**Work to be completed**
Pick out every line of the entries below where "color" occurs, and copy those lines.

#### Stored data

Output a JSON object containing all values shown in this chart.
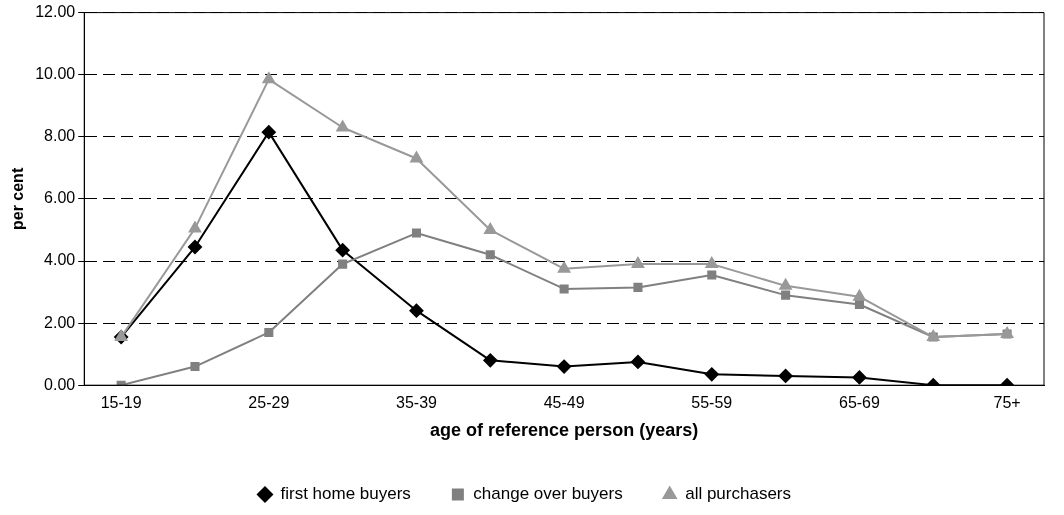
{
  "chart_data": {
    "type": "line",
    "xlabel": "age of reference person (years)",
    "ylabel": "per cent",
    "categories": [
      "15-19",
      null,
      "25-29",
      null,
      "35-39",
      null,
      "45-49",
      null,
      "55-59",
      null,
      "65-69",
      null,
      "75+"
    ],
    "series": [
      {
        "name": "first home buyers",
        "color": "#000000",
        "marker": "diamond",
        "values": [
          1.55,
          4.45,
          8.15,
          4.35,
          2.4,
          0.8,
          0.6,
          0.75,
          0.35,
          0.3,
          0.25,
          0.0,
          0.0
        ]
      },
      {
        "name": "change over buyers",
        "color": "#808080",
        "marker": "square",
        "values": [
          0.0,
          0.6,
          1.7,
          3.9,
          4.9,
          4.2,
          3.1,
          3.15,
          3.55,
          2.9,
          2.6,
          1.55,
          1.65
        ]
      },
      {
        "name": "all purchasers",
        "color": "#999999",
        "marker": "triangle",
        "values": [
          1.55,
          5.05,
          9.85,
          8.3,
          7.3,
          5.0,
          3.75,
          3.9,
          3.9,
          3.2,
          2.85,
          1.55,
          1.65
        ]
      }
    ],
    "ylim": [
      0,
      12
    ],
    "yticks": [
      {
        "value": 0,
        "label": "0.00"
      },
      {
        "value": 2,
        "label": "2.00"
      },
      {
        "value": 4,
        "label": "4.00"
      },
      {
        "value": 6,
        "label": "6.00"
      },
      {
        "value": 8,
        "label": "8.00"
      },
      {
        "value": 10,
        "label": "10.00"
      },
      {
        "value": 12,
        "label": "12.00"
      }
    ],
    "grid": "y",
    "legend": "bottom",
    "line_style": "solid"
  }
}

########

**Exercise result**
        "color": "#000000",
        "color": "#808080",
        "color": "#999999",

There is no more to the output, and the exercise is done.